● TASK DESCRIPTION:
Reproduce each line of the material exactly, minus any picture.

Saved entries
— start —
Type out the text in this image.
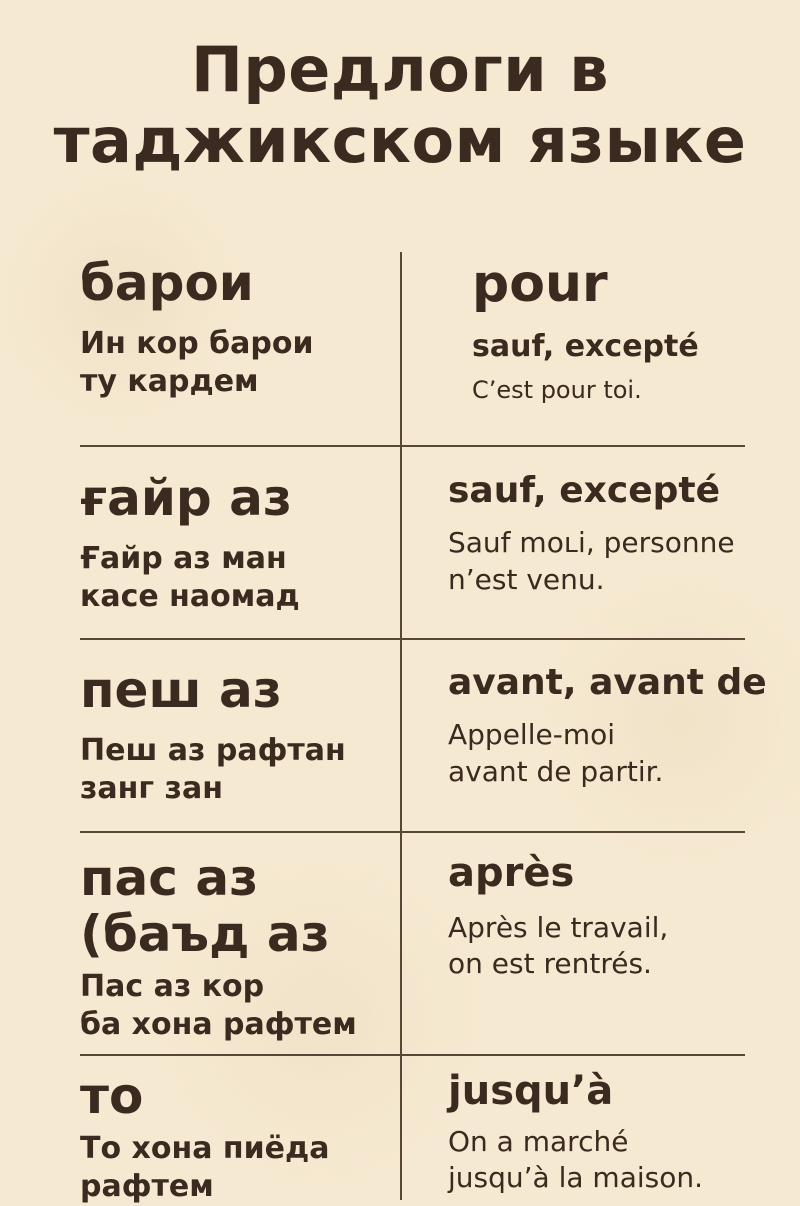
Предлоги в
таджикском языке

барои

Ин кор барои
ту кардем

pour

sauf, excepté

C’est pour toi.

ғайр аз

Ғайр аз ман
касе наомад

sauf, excepté

Sauf moʟi, personne
n’est venu.

пеш аз

Пеш аз рафтан
занг зан

avant, avant de

Appelle-moi
avant de partir.

пас аз
(баъд аз

Пас аз кор
ба хона рафтем

après

Après le travail,
on est rentrés.

то

То хона пиёда
рафтем

jusqu’à

On a marché
jusqu’à la maison.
— end —
● EXERCISE OUTPUT:
Type out the text in this image.
Предлоги в
таджикском языке

барои

Ин кор барои
ту кардем

pour

sauf, excepté

C’est pour toi.

ғайр аз

Ғайр аз ман
касе наомад

sauf, excepté

Sauf moʟi, personne
n’est venu.

пеш аз

Пеш аз рафтан
занг зан

avant, avant de

Appelle-moi
avant de partir.

пас аз
(баъд аз

Пас аз кор
ба хона рафтем

après

Après le travail,
on est rentrés.

то

То хона пиёда
рафтем

jusqu’à

On a marché
jusqu’à la maison.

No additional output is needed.